• _Task objective_
Gather each line of the records where "type" appears.

(Figure collection entries)
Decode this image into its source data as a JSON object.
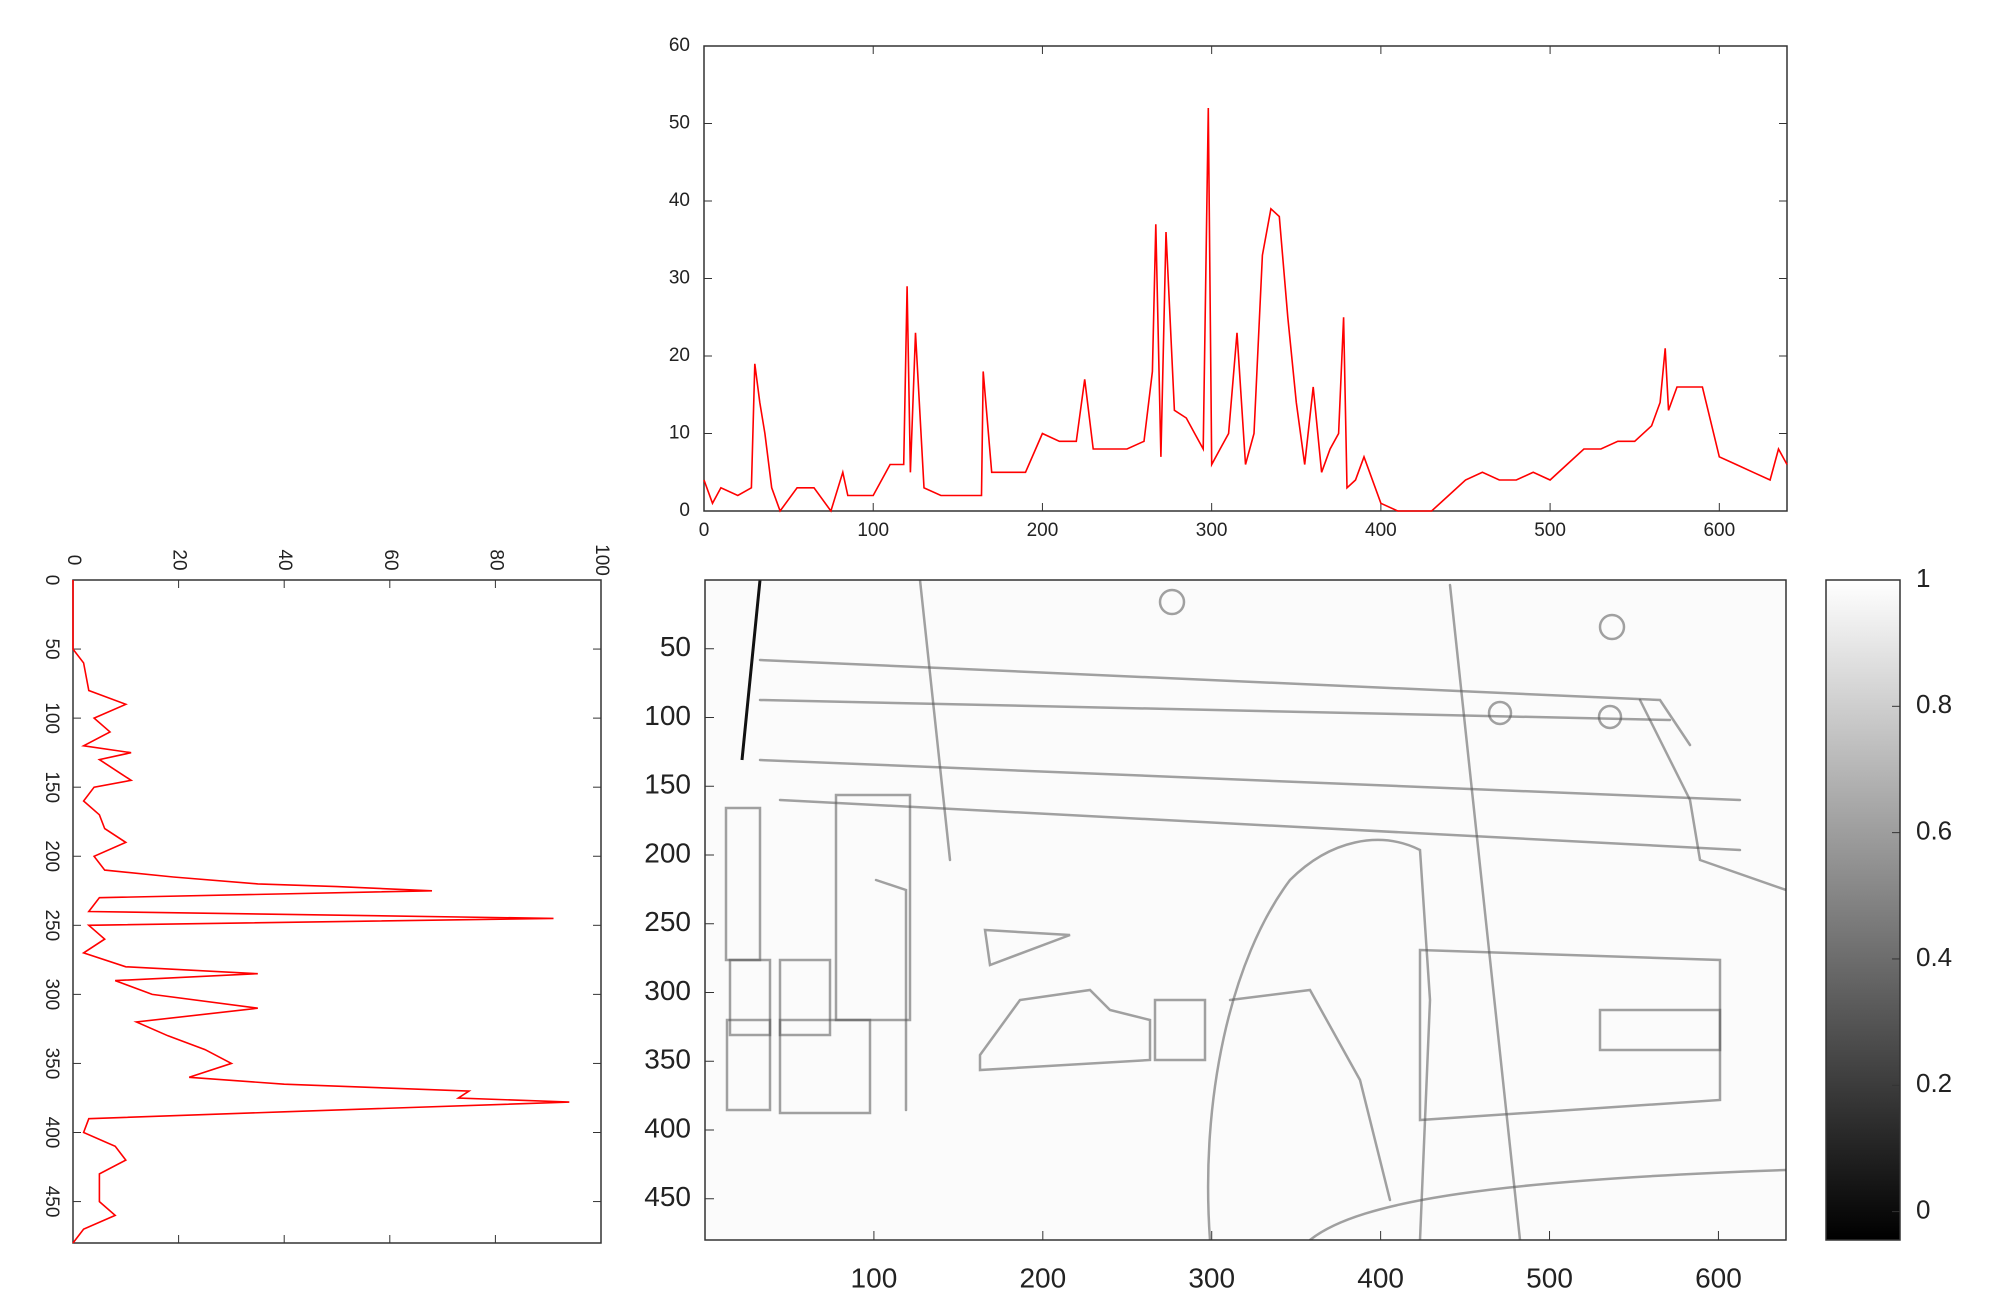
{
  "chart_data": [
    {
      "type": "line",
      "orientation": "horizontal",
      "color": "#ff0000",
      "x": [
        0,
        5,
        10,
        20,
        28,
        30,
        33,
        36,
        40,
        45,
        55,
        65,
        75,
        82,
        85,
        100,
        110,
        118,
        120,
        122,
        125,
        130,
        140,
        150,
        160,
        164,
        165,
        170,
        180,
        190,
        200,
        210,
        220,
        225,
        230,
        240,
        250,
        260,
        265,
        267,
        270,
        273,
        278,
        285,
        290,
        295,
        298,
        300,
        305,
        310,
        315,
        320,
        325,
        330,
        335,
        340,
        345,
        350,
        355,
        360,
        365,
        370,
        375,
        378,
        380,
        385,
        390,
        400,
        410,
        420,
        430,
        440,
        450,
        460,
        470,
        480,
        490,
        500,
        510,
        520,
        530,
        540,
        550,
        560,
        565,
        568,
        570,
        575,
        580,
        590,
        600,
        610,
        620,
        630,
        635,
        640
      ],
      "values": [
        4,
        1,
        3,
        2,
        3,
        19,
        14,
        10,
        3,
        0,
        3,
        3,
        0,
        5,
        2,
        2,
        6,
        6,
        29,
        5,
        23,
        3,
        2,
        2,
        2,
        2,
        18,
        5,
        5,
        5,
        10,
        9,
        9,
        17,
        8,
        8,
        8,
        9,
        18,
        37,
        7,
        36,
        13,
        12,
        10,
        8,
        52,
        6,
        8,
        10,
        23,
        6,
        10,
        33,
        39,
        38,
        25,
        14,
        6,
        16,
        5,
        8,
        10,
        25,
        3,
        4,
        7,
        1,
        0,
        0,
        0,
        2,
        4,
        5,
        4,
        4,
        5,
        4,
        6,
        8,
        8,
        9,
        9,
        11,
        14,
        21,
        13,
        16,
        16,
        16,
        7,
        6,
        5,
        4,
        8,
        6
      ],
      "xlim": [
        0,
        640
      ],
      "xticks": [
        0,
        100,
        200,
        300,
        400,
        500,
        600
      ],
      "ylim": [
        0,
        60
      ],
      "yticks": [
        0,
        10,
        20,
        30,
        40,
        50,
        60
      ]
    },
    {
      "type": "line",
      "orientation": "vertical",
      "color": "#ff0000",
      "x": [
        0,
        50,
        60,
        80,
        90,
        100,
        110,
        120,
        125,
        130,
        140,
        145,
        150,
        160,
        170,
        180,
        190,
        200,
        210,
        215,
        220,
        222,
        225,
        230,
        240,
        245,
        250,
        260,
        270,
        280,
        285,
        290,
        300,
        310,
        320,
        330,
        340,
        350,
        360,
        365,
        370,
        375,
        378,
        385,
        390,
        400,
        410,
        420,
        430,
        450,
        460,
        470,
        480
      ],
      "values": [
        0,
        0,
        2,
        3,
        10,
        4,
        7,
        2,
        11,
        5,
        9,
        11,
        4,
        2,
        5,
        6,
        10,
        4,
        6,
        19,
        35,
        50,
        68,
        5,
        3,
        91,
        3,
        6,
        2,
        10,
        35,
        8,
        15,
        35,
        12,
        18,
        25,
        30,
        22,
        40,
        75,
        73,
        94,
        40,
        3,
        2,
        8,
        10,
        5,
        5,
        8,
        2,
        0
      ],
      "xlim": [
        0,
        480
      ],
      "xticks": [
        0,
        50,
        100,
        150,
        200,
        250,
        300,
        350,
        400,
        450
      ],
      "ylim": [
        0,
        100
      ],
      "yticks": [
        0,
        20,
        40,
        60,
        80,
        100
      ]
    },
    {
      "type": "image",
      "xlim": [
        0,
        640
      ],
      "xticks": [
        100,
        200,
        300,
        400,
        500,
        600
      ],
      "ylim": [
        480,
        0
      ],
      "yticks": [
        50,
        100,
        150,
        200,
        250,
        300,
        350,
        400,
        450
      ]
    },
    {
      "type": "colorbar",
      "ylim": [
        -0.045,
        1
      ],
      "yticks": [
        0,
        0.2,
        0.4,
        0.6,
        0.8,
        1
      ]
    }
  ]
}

--

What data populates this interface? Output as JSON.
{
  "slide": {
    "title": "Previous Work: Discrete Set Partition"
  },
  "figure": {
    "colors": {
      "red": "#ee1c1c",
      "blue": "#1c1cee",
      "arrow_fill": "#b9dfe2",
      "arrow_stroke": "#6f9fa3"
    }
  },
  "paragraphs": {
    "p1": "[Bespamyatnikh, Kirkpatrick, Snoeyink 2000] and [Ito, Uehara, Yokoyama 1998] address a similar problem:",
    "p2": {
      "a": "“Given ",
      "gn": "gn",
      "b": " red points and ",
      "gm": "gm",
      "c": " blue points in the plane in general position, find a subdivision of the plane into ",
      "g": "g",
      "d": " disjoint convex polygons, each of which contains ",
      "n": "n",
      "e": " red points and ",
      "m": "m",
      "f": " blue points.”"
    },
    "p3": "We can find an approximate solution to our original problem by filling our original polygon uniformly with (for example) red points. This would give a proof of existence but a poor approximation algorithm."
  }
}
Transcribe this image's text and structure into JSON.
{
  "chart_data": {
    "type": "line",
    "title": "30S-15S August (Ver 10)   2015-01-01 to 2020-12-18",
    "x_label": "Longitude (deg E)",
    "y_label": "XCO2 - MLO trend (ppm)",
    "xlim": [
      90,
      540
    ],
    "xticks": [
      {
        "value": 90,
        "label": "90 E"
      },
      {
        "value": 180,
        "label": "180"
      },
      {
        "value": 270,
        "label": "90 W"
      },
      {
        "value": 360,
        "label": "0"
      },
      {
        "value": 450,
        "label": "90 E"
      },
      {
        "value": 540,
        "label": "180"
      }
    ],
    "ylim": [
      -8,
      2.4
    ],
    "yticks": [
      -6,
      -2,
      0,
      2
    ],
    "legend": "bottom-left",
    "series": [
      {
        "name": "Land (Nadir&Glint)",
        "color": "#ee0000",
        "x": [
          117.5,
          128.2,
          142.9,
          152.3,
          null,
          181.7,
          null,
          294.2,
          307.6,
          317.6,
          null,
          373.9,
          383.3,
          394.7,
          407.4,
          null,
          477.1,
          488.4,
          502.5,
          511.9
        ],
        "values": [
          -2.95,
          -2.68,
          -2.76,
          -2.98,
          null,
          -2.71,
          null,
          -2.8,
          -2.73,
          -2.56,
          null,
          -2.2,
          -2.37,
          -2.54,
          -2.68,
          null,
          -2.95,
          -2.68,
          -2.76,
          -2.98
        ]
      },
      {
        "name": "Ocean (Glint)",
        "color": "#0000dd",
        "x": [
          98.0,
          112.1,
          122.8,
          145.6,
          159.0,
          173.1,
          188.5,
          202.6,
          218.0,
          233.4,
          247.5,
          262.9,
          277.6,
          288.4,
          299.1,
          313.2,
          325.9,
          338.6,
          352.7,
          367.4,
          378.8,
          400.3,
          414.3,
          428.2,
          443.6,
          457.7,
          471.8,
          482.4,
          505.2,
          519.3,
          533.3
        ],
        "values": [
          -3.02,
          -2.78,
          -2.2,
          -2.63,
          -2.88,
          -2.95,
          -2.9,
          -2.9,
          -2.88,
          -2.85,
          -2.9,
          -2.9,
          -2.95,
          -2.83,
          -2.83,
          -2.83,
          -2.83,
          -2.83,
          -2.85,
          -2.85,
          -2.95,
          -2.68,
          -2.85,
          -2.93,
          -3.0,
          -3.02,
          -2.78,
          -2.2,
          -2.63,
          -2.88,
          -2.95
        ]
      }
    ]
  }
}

• _The answer_
      "type": "line",
      "type": "line",
      "type": "image",
      "type": "colorbar",
    "type": "line",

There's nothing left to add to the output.